Data items

------

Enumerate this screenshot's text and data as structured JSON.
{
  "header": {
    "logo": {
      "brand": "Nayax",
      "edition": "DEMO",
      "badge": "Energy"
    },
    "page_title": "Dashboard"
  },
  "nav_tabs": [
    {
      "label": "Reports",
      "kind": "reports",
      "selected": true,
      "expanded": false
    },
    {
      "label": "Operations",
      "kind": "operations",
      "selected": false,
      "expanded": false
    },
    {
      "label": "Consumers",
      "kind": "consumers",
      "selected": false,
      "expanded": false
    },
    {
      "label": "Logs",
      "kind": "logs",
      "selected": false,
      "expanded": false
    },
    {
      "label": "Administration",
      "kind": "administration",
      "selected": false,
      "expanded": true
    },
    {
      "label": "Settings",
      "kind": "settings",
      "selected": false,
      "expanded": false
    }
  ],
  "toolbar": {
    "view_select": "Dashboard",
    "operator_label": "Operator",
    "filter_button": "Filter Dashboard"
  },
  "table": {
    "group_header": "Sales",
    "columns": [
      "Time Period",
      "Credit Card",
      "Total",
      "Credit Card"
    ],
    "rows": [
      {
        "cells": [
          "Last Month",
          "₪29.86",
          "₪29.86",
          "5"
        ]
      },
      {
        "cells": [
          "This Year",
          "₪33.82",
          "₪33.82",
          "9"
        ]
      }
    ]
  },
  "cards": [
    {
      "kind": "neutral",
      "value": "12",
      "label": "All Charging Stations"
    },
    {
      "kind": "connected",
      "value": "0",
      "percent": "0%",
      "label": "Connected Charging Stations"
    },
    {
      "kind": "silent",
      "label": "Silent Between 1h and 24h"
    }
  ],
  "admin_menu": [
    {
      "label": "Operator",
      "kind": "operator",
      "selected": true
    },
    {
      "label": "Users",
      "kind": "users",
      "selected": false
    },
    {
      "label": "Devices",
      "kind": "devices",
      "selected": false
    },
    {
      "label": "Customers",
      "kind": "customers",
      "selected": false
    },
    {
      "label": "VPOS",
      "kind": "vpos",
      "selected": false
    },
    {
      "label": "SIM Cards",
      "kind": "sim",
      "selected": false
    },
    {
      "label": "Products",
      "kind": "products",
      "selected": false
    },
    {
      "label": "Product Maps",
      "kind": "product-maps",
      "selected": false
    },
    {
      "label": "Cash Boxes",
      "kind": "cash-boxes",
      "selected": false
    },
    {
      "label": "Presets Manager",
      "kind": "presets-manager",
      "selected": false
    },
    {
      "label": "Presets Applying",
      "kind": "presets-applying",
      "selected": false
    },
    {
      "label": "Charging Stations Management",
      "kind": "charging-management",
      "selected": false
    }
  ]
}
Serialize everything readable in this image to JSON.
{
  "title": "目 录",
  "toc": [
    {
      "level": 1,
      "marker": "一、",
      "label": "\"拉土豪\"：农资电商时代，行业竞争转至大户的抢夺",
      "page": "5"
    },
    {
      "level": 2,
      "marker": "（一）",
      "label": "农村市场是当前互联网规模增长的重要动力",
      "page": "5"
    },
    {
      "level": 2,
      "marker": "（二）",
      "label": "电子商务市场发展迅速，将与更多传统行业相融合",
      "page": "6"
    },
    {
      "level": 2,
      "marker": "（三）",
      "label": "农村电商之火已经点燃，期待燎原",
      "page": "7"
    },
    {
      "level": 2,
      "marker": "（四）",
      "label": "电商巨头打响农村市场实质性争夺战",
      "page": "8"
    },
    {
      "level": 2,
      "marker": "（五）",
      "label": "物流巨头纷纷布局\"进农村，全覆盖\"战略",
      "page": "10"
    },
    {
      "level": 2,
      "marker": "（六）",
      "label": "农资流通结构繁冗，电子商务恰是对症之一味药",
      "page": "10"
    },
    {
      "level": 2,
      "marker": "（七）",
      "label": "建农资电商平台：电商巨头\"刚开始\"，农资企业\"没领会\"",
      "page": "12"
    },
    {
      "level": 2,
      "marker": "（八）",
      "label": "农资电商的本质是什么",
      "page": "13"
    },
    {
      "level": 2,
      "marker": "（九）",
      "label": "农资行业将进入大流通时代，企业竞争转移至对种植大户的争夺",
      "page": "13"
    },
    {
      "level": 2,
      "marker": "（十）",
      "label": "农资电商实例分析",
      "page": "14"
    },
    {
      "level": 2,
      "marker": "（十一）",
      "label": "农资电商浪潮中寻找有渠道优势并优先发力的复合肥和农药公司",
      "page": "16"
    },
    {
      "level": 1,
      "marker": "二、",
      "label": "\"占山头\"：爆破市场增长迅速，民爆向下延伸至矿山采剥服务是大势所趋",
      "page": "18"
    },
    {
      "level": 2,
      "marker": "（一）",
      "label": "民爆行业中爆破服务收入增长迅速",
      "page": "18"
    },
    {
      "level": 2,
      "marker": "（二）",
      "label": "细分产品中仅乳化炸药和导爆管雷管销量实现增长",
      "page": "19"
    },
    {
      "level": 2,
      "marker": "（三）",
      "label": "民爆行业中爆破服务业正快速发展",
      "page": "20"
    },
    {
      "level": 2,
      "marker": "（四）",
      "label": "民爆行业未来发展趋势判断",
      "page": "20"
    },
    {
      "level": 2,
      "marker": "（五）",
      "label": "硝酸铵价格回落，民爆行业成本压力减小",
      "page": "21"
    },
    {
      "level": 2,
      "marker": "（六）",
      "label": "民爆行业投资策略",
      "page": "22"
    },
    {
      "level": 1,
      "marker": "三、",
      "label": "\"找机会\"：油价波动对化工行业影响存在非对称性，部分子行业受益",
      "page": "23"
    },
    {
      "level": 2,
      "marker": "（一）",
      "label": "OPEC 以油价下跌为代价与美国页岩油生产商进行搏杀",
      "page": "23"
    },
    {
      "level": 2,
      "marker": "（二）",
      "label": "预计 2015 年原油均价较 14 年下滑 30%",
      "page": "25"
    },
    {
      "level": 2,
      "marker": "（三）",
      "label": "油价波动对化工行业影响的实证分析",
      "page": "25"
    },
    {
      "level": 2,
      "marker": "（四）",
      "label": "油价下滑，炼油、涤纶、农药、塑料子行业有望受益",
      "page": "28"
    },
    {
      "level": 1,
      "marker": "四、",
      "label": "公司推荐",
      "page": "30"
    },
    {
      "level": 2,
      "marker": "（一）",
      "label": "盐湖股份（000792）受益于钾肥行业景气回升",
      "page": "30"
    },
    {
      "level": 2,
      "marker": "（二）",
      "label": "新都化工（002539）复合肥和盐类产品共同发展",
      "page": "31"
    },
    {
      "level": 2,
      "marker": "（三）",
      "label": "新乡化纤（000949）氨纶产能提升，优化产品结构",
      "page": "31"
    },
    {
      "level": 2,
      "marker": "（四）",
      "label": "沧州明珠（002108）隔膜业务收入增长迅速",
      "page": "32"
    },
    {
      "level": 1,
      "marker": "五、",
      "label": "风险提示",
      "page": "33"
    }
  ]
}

------

*What to produce*
Find every line in the records that has the string "Dashboard", then state how many there are and nothing else.

*Reply*
3